====== Given data ======

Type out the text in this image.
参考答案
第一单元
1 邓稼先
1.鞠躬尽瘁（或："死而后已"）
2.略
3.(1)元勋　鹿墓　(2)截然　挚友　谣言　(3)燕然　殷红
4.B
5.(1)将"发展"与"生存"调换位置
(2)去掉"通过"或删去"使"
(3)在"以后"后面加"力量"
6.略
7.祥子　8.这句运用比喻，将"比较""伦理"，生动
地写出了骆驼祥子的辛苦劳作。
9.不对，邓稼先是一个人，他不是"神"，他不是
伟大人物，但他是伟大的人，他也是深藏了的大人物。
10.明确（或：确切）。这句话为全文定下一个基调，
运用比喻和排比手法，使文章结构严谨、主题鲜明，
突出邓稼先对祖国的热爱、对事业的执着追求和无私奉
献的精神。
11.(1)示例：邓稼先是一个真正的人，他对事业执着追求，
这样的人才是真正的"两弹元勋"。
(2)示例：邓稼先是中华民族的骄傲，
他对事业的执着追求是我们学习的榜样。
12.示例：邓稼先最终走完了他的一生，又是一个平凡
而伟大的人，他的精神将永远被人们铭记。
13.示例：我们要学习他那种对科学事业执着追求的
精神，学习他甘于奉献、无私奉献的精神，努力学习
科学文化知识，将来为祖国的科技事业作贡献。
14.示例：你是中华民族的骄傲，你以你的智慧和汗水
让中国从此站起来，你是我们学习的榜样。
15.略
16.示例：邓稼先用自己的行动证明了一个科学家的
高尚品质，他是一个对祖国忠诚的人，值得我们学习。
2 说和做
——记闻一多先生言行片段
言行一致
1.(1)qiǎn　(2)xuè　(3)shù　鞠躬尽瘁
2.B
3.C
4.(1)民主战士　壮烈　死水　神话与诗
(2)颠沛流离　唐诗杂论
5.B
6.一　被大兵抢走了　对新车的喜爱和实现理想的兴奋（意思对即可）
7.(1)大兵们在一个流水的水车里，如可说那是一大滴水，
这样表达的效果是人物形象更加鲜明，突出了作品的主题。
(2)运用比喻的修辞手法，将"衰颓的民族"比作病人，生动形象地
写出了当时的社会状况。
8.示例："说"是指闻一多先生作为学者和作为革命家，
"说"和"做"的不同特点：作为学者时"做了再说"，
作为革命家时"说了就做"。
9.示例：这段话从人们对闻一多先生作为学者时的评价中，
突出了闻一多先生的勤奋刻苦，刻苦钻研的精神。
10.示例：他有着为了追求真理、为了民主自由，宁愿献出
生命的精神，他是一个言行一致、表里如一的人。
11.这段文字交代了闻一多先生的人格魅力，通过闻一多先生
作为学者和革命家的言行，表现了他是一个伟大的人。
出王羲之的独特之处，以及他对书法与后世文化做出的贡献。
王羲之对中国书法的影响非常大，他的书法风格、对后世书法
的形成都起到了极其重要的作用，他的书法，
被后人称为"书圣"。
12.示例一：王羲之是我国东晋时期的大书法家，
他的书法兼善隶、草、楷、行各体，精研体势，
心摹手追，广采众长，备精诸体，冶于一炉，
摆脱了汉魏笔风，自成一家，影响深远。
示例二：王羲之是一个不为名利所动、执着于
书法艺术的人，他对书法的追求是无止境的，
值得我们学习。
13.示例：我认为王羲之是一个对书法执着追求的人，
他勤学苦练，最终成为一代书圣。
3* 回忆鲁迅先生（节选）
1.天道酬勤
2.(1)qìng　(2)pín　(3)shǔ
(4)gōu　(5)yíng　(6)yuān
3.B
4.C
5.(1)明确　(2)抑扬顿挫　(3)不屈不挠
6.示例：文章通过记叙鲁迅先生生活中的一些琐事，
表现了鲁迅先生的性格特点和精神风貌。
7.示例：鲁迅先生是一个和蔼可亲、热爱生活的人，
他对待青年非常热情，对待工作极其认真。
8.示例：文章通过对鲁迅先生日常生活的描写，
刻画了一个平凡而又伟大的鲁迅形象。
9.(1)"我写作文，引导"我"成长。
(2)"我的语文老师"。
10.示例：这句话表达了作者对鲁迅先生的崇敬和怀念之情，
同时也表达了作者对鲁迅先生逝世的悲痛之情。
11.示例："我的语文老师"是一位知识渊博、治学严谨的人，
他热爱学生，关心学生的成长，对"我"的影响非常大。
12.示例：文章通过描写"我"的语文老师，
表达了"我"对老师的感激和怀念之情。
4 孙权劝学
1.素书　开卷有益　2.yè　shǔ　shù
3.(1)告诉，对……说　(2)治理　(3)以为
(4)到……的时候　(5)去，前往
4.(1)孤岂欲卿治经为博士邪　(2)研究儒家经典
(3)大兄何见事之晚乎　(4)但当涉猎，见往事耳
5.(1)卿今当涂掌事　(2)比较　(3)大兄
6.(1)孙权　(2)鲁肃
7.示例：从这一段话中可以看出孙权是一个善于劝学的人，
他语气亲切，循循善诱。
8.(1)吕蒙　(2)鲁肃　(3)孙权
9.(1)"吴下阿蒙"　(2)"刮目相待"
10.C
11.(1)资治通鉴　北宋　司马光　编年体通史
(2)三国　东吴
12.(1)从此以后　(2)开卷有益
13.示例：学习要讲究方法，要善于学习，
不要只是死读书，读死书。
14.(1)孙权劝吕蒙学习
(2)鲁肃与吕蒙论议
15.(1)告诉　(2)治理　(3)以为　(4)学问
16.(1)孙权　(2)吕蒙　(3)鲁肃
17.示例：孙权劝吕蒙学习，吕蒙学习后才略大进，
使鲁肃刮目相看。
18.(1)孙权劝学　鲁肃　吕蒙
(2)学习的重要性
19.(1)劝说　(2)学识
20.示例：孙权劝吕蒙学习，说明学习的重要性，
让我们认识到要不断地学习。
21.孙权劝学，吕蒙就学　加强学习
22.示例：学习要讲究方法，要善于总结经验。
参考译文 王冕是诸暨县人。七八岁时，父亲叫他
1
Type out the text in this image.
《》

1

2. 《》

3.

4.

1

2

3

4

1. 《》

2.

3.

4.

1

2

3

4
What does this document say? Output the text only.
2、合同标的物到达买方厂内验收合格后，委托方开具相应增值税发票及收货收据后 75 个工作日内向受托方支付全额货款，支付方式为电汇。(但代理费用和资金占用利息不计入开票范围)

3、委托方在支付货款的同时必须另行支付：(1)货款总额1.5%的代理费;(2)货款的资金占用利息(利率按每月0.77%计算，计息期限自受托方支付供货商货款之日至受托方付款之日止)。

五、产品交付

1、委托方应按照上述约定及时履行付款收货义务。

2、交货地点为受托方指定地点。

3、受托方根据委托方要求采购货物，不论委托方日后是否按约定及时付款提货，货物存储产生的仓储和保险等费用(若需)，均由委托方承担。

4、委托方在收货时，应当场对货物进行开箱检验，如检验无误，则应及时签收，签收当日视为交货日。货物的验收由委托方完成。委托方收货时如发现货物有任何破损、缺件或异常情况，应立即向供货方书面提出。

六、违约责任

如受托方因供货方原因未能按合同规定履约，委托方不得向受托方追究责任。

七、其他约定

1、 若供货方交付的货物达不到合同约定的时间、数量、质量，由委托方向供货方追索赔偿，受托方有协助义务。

======

Task requirements:
Reproduce the entries above in full by retyping them exactly.

Final answer:
Type out the text in this image.
参考答案
第一单元
1 邓稼先
1.鞠躬尽瘁（或："死而后已"）
2.略
3.(1)元勋　鹿墓　(2)截然　挚友　谣言　(3)燕然　殷红
4.B
5.(1)将"发展"与"生存"调换位置
(2)去掉"通过"或删去"使"
(3)在"以后"后面加"力量"
6.略
7.祥子　8.这句运用比喻，将"比较""伦理"，生动
地写出了骆驼祥子的辛苦劳作。
9.不对，邓稼先是一个人，他不是"神"，他不是
伟大人物，但他是伟大的人，他也是深藏了的大人物。
10.明确（或：确切）。这句话为全文定下一个基调，
运用比喻和排比手法，使文章结构严谨、主题鲜明，
突出邓稼先对祖国的热爱、对事业的执着追求和无私奉
献的精神。
11.(1)示例：邓稼先是一个真正的人，他对事业执着追求，
这样的人才是真正的"两弹元勋"。
(2)示例：邓稼先是中华民族的骄傲，
他对事业的执着追求是我们学习的榜样。
12.示例：邓稼先最终走完了他的一生，又是一个平凡
而伟大的人，他的精神将永远被人们铭记。
13.示例：我们要学习他那种对科学事业执着追求的
精神，学习他甘于奉献、无私奉献的精神，努力学习
科学文化知识，将来为祖国的科技事业作贡献。
14.示例：你是中华民族的骄傲，你以你的智慧和汗水
让中国从此站起来，你是我们学习的榜样。
15.略
16.示例：邓稼先用自己的行动证明了一个科学家的
高尚品质，他是一个对祖国忠诚的人，值得我们学习。
2 说和做
——记闻一多先生言行片段
言行一致
1.(1)qiǎn　(2)xuè　(3)shù　鞠躬尽瘁
2.B
3.C
4.(1)民主战士　壮烈　死水　神话与诗
(2)颠沛流离　唐诗杂论
5.B
6.一　被大兵抢走了　对新车的喜爱和实现理想的兴奋（意思对即可）
7.(1)大兵们在一个流水的水车里，如可说那是一大滴水，
这样表达的效果是人物形象更加鲜明，突出了作品的主题。
(2)运用比喻的修辞手法，将"衰颓的民族"比作病人，生动形象地
写出了当时的社会状况。
8.示例："说"是指闻一多先生作为学者和作为革命家，
"说"和"做"的不同特点：作为学者时"做了再说"，
作为革命家时"说了就做"。
9.示例：这段话从人们对闻一多先生作为学者时的评价中，
突出了闻一多先生的勤奋刻苦，刻苦钻研的精神。
10.示例：他有着为了追求真理、为了民主自由，宁愿献出
生命的精神，他是一个言行一致、表里如一的人。
11.这段文字交代了闻一多先生的人格魅力，通过闻一多先生
作为学者和革命家的言行，表现了他是一个伟大的人。
出王羲之的独特之处，以及他对书法与后世文化做出的贡献。
王羲之对中国书法的影响非常大，他的书法风格、对后世书法
的形成都起到了极其重要的作用，他的书法，
被后人称为"书圣"。
12.示例一：王羲之是我国东晋时期的大书法家，
他的书法兼善隶、草、楷、行各体，精研体势，
心摹手追，广采众长，备精诸体，冶于一炉，
摆脱了汉魏笔风，自成一家，影响深远。
示例二：王羲之是一个不为名利所动、执着于
书法艺术的人，他对书法的追求是无止境的，
值得我们学习。
13.示例：我认为王羲之是一个对书法执着追求的人，
他勤学苦练，最终成为一代书圣。
3* 回忆鲁迅先生（节选）
1.天道酬勤
2.(1)qìng　(2)pín　(3)shǔ
(4)gōu　(5)yíng　(6)yuān
3.B
4.C
5.(1)明确　(2)抑扬顿挫　(3)不屈不挠
6.示例：文章通过记叙鲁迅先生生活中的一些琐事，
表现了鲁迅先生的性格特点和精神风貌。
7.示例：鲁迅先生是一个和蔼可亲、热爱生活的人，
他对待青年非常热情，对待工作极其认真。
8.示例：文章通过对鲁迅先生日常生活的描写，
刻画了一个平凡而又伟大的鲁迅形象。
9.(1)"我写作文，引导"我"成长。
(2)"我的语文老师"。
10.示例：这句话表达了作者对鲁迅先生的崇敬和怀念之情，
同时也表达了作者对鲁迅先生逝世的悲痛之情。
11.示例："我的语文老师"是一位知识渊博、治学严谨的人，
他热爱学生，关心学生的成长，对"我"的影响非常大。
12.示例：文章通过描写"我"的语文老师，
表达了"我"对老师的感激和怀念之情。
4 孙权劝学
1.素书　开卷有益　2.yè　shǔ　shù
3.(1)告诉，对……说　(2)治理　(3)以为
(4)到……的时候　(5)去，前往
4.(1)孤岂欲卿治经为博士邪　(2)研究儒家经典
(3)大兄何见事之晚乎　(4)但当涉猎，见往事耳
5.(1)卿今当涂掌事　(2)比较　(3)大兄
6.(1)孙权　(2)鲁肃
7.示例：从这一段话中可以看出孙权是一个善于劝学的人，
他语气亲切，循循善诱。
8.(1)吕蒙　(2)鲁肃　(3)孙权
9.(1)"吴下阿蒙"　(2)"刮目相待"
10.C
11.(1)资治通鉴　北宋　司马光　编年体通史
(2)三国　东吴
12.(1)从此以后　(2)开卷有益
13.示例：学习要讲究方法，要善于学习，
不要只是死读书，读死书。
14.(1)孙权劝吕蒙学习
(2)鲁肃与吕蒙论议
15.(1)告诉　(2)治理　(3)以为　(4)学问
16.(1)孙权　(2)吕蒙　(3)鲁肃
17.示例：孙权劝吕蒙学习，吕蒙学习后才略大进，
使鲁肃刮目相看。
18.(1)孙权劝学　鲁肃　吕蒙
(2)学习的重要性
19.(1)劝说　(2)学识
20.示例：孙权劝吕蒙学习，说明学习的重要性，
让我们认识到要不断地学习。
21.孙权劝学，吕蒙就学　加强学习
22.示例：学习要讲究方法，要善于总结经验。
参考译文 王冕是诸暨县人。七八岁时，父亲叫他
1
Type out the text in this image.
《》

1

2. 《》

3.

4.

1

2

3

4

1. 《》

2.

3.

4.

1

2

3

4
What does this document say? Output the text only.
2、合同标的物到达买方厂内验收合格后，委托方开具相应增值税发票及收货收据后 75 个工作日内向受托方支付全额货款，支付方式为电汇。(但代理费用和资金占用利息不计入开票范围)

3、委托方在支付货款的同时必须另行支付：(1)货款总额1.5%的代理费;(2)货款的资金占用利息(利率按每月0.77%计算，计息期限自受托方支付供货商货款之日至受托方付款之日止)。

五、产品交付

1、委托方应按照上述约定及时履行付款收货义务。

2、交货地点为受托方指定地点。

3、受托方根据委托方要求采购货物，不论委托方日后是否按约定及时付款提货，货物存储产生的仓储和保险等费用(若需)，均由委托方承担。

4、委托方在收货时，应当场对货物进行开箱检验，如检验无误，则应及时签收，签收当日视为交货日。货物的验收由委托方完成。委托方收货时如发现货物有任何破损、缺件或异常情况，应立即向供货方书面提出。

六、违约责任

如受托方因供货方原因未能按合同规定履约，委托方不得向受托方追究责任。

七、其他约定

1、 若供货方交付的货物达不到合同约定的时间、数量、质量，由委托方向供货方追索赔偿，受托方有协助义务。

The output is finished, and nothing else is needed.